### DIRECTIVE
Copy each line below exactly and leave the pictures out.

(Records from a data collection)

++++++++++

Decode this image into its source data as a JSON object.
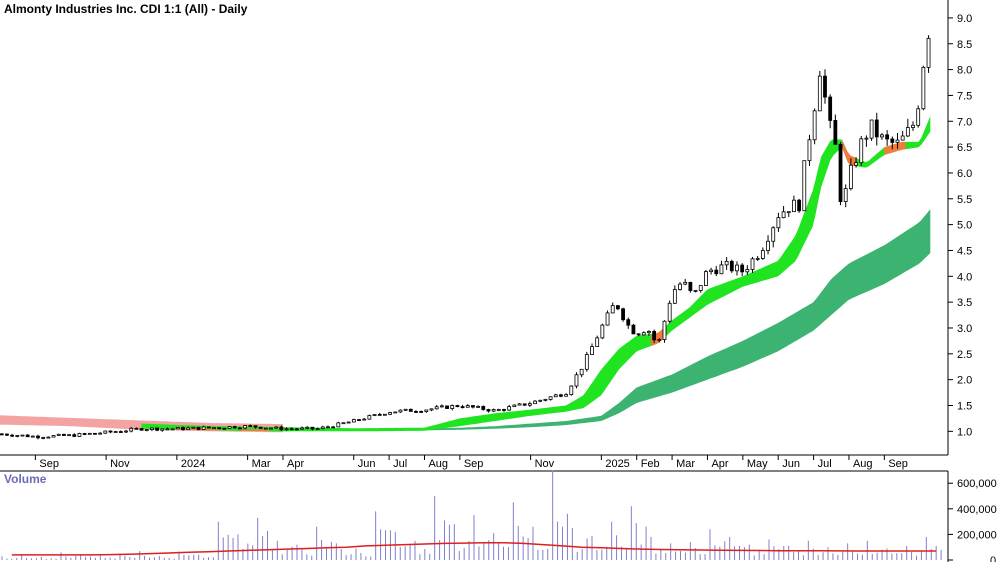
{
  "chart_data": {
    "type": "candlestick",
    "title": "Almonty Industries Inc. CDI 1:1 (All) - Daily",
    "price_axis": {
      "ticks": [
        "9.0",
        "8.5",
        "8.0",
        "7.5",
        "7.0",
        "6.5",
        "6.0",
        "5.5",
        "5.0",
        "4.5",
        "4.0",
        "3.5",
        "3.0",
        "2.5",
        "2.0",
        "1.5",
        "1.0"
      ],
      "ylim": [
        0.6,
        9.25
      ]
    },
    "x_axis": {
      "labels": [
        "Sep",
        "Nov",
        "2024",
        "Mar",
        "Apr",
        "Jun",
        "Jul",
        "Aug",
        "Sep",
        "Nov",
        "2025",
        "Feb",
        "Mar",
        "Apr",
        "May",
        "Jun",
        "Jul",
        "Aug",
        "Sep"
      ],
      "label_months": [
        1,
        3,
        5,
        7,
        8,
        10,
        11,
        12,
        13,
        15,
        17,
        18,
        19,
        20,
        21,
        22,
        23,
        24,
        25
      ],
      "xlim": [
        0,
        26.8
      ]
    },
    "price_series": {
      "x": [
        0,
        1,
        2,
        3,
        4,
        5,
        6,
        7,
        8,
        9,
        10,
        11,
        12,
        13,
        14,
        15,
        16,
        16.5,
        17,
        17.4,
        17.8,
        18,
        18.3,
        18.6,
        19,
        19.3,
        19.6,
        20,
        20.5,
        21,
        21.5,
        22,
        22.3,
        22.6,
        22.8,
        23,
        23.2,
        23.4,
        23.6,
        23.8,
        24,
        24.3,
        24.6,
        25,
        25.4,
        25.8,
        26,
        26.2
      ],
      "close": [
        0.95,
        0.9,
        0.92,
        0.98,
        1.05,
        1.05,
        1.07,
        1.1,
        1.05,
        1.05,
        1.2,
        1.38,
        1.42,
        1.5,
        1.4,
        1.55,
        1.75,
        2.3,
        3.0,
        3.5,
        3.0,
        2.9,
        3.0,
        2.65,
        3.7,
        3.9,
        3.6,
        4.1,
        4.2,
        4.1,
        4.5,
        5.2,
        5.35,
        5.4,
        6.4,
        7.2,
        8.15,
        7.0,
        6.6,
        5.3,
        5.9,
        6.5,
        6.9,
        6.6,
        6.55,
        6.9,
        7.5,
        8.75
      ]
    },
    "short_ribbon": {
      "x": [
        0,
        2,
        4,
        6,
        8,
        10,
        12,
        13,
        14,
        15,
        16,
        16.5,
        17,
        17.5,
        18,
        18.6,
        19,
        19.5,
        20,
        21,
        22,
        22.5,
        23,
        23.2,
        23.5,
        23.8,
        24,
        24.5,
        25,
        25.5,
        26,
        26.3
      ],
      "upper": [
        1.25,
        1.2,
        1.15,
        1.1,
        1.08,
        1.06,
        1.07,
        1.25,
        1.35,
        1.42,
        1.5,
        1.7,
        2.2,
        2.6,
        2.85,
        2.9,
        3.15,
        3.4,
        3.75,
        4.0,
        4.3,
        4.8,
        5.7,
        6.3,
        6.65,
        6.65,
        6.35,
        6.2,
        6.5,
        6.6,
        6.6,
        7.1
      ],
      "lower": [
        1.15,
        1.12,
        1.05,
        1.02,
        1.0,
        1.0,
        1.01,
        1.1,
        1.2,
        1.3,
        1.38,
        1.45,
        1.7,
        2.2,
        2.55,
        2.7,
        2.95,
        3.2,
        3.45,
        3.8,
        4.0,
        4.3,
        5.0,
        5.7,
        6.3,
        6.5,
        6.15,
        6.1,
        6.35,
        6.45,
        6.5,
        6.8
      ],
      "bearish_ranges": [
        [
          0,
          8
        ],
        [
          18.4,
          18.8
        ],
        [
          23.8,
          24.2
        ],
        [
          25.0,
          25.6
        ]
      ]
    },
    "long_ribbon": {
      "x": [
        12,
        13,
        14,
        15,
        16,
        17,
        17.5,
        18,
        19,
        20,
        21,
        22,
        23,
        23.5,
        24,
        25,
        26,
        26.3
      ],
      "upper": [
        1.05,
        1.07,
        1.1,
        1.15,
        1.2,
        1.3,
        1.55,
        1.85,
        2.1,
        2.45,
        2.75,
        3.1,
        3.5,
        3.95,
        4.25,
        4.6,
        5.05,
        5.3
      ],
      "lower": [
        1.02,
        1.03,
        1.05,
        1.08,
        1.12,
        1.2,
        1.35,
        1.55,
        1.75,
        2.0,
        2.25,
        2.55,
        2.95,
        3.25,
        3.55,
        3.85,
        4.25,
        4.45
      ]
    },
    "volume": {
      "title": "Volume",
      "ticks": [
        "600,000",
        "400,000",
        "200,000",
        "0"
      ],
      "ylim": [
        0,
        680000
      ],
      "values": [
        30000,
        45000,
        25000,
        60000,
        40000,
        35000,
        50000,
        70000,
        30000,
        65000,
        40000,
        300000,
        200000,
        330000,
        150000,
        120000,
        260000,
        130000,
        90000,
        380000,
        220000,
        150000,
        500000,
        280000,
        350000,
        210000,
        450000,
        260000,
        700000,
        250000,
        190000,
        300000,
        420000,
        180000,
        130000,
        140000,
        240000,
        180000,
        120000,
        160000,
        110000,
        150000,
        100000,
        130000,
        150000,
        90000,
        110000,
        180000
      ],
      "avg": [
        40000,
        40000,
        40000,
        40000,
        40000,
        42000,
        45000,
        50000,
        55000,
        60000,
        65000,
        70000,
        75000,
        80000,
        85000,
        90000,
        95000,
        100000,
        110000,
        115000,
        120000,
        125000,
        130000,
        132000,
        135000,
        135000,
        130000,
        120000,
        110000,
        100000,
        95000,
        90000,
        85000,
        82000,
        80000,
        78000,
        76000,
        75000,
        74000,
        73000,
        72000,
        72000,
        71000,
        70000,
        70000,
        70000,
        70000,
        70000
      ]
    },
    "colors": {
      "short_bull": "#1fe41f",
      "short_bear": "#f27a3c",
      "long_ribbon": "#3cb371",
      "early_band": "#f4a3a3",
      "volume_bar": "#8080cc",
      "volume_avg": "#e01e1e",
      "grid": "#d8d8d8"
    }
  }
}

++++++++++

### THE OUTPUT
Decode this image into its source data as a JSON object.
{
  "chart_data": {
    "type": "candlestick",
    "title": "Almonty Industries Inc. CDI 1:1 (All) - Daily",
    "price_axis": {
      "ticks": [
        "9.0",
        "8.5",
        "8.0",
        "7.5",
        "7.0",
        "6.5",
        "6.0",
        "5.5",
        "5.0",
        "4.5",
        "4.0",
        "3.5",
        "3.0",
        "2.5",
        "2.0",
        "1.5",
        "1.0"
      ],
      "ylim": [
        0.6,
        9.25
      ]
    },
    "x_axis": {
      "labels": [
        "Sep",
        "Nov",
        "2024",
        "Mar",
        "Apr",
        "Jun",
        "Jul",
        "Aug",
        "Sep",
        "Nov",
        "2025",
        "Feb",
        "Mar",
        "Apr",
        "May",
        "Jun",
        "Jul",
        "Aug",
        "Sep"
      ],
      "label_months": [
        1,
        3,
        5,
        7,
        8,
        10,
        11,
        12,
        13,
        15,
        17,
        18,
        19,
        20,
        21,
        22,
        23,
        24,
        25
      ],
      "xlim": [
        0,
        26.8
      ]
    },
    "price_series": {
      "x": [
        0,
        1,
        2,
        3,
        4,
        5,
        6,
        7,
        8,
        9,
        10,
        11,
        12,
        13,
        14,
        15,
        16,
        16.5,
        17,
        17.4,
        17.8,
        18,
        18.3,
        18.6,
        19,
        19.3,
        19.6,
        20,
        20.5,
        21,
        21.5,
        22,
        22.3,
        22.6,
        22.8,
        23,
        23.2,
        23.4,
        23.6,
        23.8,
        24,
        24.3,
        24.6,
        25,
        25.4,
        25.8,
        26,
        26.2
      ],
      "close": [
        0.95,
        0.9,
        0.92,
        0.98,
        1.05,
        1.05,
        1.07,
        1.1,
        1.05,
        1.05,
        1.2,
        1.38,
        1.42,
        1.5,
        1.4,
        1.55,
        1.75,
        2.3,
        3.0,
        3.5,
        3.0,
        2.9,
        3.0,
        2.65,
        3.7,
        3.9,
        3.6,
        4.1,
        4.2,
        4.1,
        4.5,
        5.2,
        5.35,
        5.4,
        6.4,
        7.2,
        8.15,
        7.0,
        6.6,
        5.3,
        5.9,
        6.5,
        6.9,
        6.6,
        6.55,
        6.9,
        7.5,
        8.75
      ]
    },
    "short_ribbon": {
      "x": [
        0,
        2,
        4,
        6,
        8,
        10,
        12,
        13,
        14,
        15,
        16,
        16.5,
        17,
        17.5,
        18,
        18.6,
        19,
        19.5,
        20,
        21,
        22,
        22.5,
        23,
        23.2,
        23.5,
        23.8,
        24,
        24.5,
        25,
        25.5,
        26,
        26.3
      ],
      "upper": [
        1.25,
        1.2,
        1.15,
        1.1,
        1.08,
        1.06,
        1.07,
        1.25,
        1.35,
        1.42,
        1.5,
        1.7,
        2.2,
        2.6,
        2.85,
        2.9,
        3.15,
        3.4,
        3.75,
        4.0,
        4.3,
        4.8,
        5.7,
        6.3,
        6.65,
        6.65,
        6.35,
        6.2,
        6.5,
        6.6,
        6.6,
        7.1
      ],
      "lower": [
        1.15,
        1.12,
        1.05,
        1.02,
        1.0,
        1.0,
        1.01,
        1.1,
        1.2,
        1.3,
        1.38,
        1.45,
        1.7,
        2.2,
        2.55,
        2.7,
        2.95,
        3.2,
        3.45,
        3.8,
        4.0,
        4.3,
        5.0,
        5.7,
        6.3,
        6.5,
        6.15,
        6.1,
        6.35,
        6.45,
        6.5,
        6.8
      ],
      "bearish_ranges": [
        [
          0,
          8
        ],
        [
          18.4,
          18.8
        ],
        [
          23.8,
          24.2
        ],
        [
          25.0,
          25.6
        ]
      ]
    },
    "long_ribbon": {
      "x": [
        12,
        13,
        14,
        15,
        16,
        17,
        17.5,
        18,
        19,
        20,
        21,
        22,
        23,
        23.5,
        24,
        25,
        26,
        26.3
      ],
      "upper": [
        1.05,
        1.07,
        1.1,
        1.15,
        1.2,
        1.3,
        1.55,
        1.85,
        2.1,
        2.45,
        2.75,
        3.1,
        3.5,
        3.95,
        4.25,
        4.6,
        5.05,
        5.3
      ],
      "lower": [
        1.02,
        1.03,
        1.05,
        1.08,
        1.12,
        1.2,
        1.35,
        1.55,
        1.75,
        2.0,
        2.25,
        2.55,
        2.95,
        3.25,
        3.55,
        3.85,
        4.25,
        4.45
      ]
    },
    "volume": {
      "title": "Volume",
      "ticks": [
        "600,000",
        "400,000",
        "200,000",
        "0"
      ],
      "ylim": [
        0,
        680000
      ],
      "values": [
        30000,
        45000,
        25000,
        60000,
        40000,
        35000,
        50000,
        70000,
        30000,
        65000,
        40000,
        300000,
        200000,
        330000,
        150000,
        120000,
        260000,
        130000,
        90000,
        380000,
        220000,
        150000,
        500000,
        280000,
        350000,
        210000,
        450000,
        260000,
        700000,
        250000,
        190000,
        300000,
        420000,
        180000,
        130000,
        140000,
        240000,
        180000,
        120000,
        160000,
        110000,
        150000,
        100000,
        130000,
        150000,
        90000,
        110000,
        180000
      ],
      "avg": [
        40000,
        40000,
        40000,
        40000,
        40000,
        42000,
        45000,
        50000,
        55000,
        60000,
        65000,
        70000,
        75000,
        80000,
        85000,
        90000,
        95000,
        100000,
        110000,
        115000,
        120000,
        125000,
        130000,
        132000,
        135000,
        135000,
        130000,
        120000,
        110000,
        100000,
        95000,
        90000,
        85000,
        82000,
        80000,
        78000,
        76000,
        75000,
        74000,
        73000,
        72000,
        72000,
        71000,
        70000,
        70000,
        70000,
        70000,
        70000
      ]
    },
    "colors": {
      "short_bull": "#1fe41f",
      "short_bear": "#f27a3c",
      "long_ribbon": "#3cb371",
      "early_band": "#f4a3a3",
      "volume_bar": "#8080cc",
      "volume_avg": "#e01e1e",
      "grid": "#d8d8d8"
    }
  }
}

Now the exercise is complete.